_Source excerpt:_
Hi Dave,

our dump-analysis hosts are still running RHEL6 and I recompile 'crash' from the latest sources myself. To my surprise, crash-7.2.2 built on RHEL6 host segfaults immediately when I run 'mount' command. When I compiled it on a newer system (Ubuntu 16.04), it works fine on the same vmcores!

Just in case, I have built crash-7.2.2 again (on RHEL6 host) without any extra options, just running 'make' after unpacking it. It still segfaults on all vmcores I tried (RHEL5, RHEL6, RHEL7). The only command that triggers the segfault is 'mount', all other commands work fine.

Interestingly enough, 32-bit version of crash-7.2.2 built on the same RHEL6 
host works fine (when using 32-bit vmcores).

I suspect that there is some kind of memory corruption in crash-7.2.2 (array out of boundaries?) that is just hidden when building it on newer hosts due to changes in glibc.

Everything worked fine on RHEL6 with all previous versions of crash, we have 
been using 7.2.1 for long time.

Unfortunately, running crash under GDB does not reveal any details

{alexs 8:30:30} gdb --args /home/alexs/tools/crash-7.2.2/crash vmlinux vmcore.1
Python Exception <type 'exceptions.ImportError'> No module named gdb:

Could not load the Python gdb module from `/usr/local/share/gdb/python'.
Limited Python support is available from the _gdb module.
Suggest passing --data-directory=/path/to/gdb/data-directory.

GNU gdb (GDB) 7.8.1
Copyright (C) 2014 Free Software Foundation, Inc.
License GPLv3+: GNU GPL version 3 or later <http://gnu.org/licenses/gpl.html>
This is free software: you are free to change and redistribute it.
There is NO WARRANTY, to the extent permitted by law.  Type "show copying"
and "show warranty" for details.
This GDB was configured as "x86_64-unknown-linux-gnu".
Type "show configuration" for configuration details.
For bug reporting instructions, please see:
Find the GDB manual and other documentation resources online at:
For help, type "help".
Type "apropos word" to search for commands related to "word"...
Reading symbols from /home/alexs/tools/crash-7.2.2/crash...done.
(gdb) r
Starting program: /home/alexs/tools/crash-7.2.2/crash vmlinux vmcore.1

crash 7.2.2
Copyright (C) 2002-2017  Red Hat, Inc.
Copyright (C) 2004, 2005, 2006, 2010  IBM Corporation
Copyright (C) 1999-2006  Hewlett-Packard Co
Copyright (C) 2005, 2006, 2011, 2012  Fujitsu Limited
Copyright (C) 2006, 2007  VA Linux Systems Japan K.K.
Copyright (C) 2005, 2011  NEC Corporation
Copyright (C) 1999, 2002, 2007  Silicon Graphics, Inc.
Copyright (C) 1999, 2000, 2001, 2002  Mission Critical Linux, Inc.
This program is free software, covered by the GNU General Public License,
and you are welcome to change it and/or distribute copies of it under
certain conditions.  Enter "help copying" to see the conditions.

_What you will do:_
1 > Decide whether each statement agrees with the post, answering yes or no and quoting the deciding words: (a) The 32-bit build of crash-7.2.2 made on the same RHEL6 host fails on 32-bit vmcores. (b) The only command that triggers the segfault is 'mount'. (c) Version 7.2.1 had been in use for a long time.
2 > Turn the listing into a Markdown table with the columns n and Line, one numbered row per line and blank lines left out. Begin at the listing's first line and stop after the line that has "uniform-drawing bbox=[60, 398, 234, 691]".

_Element placement data:_
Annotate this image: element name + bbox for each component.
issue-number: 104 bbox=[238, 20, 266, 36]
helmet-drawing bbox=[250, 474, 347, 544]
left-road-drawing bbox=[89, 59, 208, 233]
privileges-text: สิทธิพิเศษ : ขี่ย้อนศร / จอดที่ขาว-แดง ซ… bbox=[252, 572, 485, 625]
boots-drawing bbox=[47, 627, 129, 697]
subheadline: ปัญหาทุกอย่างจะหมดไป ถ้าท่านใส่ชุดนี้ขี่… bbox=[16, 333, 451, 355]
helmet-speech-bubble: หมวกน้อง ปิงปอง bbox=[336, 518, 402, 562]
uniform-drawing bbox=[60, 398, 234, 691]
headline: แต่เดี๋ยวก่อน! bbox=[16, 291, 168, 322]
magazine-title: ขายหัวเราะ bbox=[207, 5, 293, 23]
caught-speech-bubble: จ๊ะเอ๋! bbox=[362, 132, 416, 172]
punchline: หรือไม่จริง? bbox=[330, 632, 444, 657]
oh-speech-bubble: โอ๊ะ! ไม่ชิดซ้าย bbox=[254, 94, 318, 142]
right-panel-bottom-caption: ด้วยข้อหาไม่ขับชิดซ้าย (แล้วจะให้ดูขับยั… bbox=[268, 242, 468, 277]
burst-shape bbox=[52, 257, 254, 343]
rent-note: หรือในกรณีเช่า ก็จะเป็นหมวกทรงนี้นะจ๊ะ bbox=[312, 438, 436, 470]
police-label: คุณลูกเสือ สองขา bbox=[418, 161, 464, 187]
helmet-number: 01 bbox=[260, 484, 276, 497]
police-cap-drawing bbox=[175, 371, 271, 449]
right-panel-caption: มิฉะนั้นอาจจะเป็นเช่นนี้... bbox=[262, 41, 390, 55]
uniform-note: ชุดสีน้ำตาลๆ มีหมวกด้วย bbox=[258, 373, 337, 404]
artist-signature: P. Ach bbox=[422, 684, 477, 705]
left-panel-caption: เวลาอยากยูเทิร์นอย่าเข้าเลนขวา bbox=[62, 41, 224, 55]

_Answers to the tasks:_
1 >
(a) No: "host works fine (when using 32-bit vmcores)"
(b) Yes: "The only command that triggers the segfault is 'mount', all other commands work fine."
(c) Yes: "been using 7.2.1 for long time"

2 >
| n | Line |
|---|---|
| 1 | Annotate this image: element name + bbox for each component. |
| 2 | issue-number: 104 bbox=[238, 20, 266, 36] |
| 3 | helmet-drawing bbox=[250, 474, 347, 544] |
| 4 | left-road-drawing bbox=[89, 59, 208, 233] |
| 5 | privileges-text: สิทธิพิเศษ : ขี่ย้อนศร / จอดที่ขาว-แดง ซ… bbox=[252, 572, 485, 625] |
| 6 | boots-drawing bbox=[47, 627, 129, 697] |
| 7 | subheadline: ปัญหาทุกอย่างจะหมดไป ถ้าท่านใส่ชุดนี้ขี่… bbox=[16, 333, 451, 355] |
| 8 | helmet-speech-bubble: หมวกน้อง ปิงปอง bbox=[336, 518, 402, 562] |
| 9 | uniform-drawing bbox=[60, 398, 234, 691] |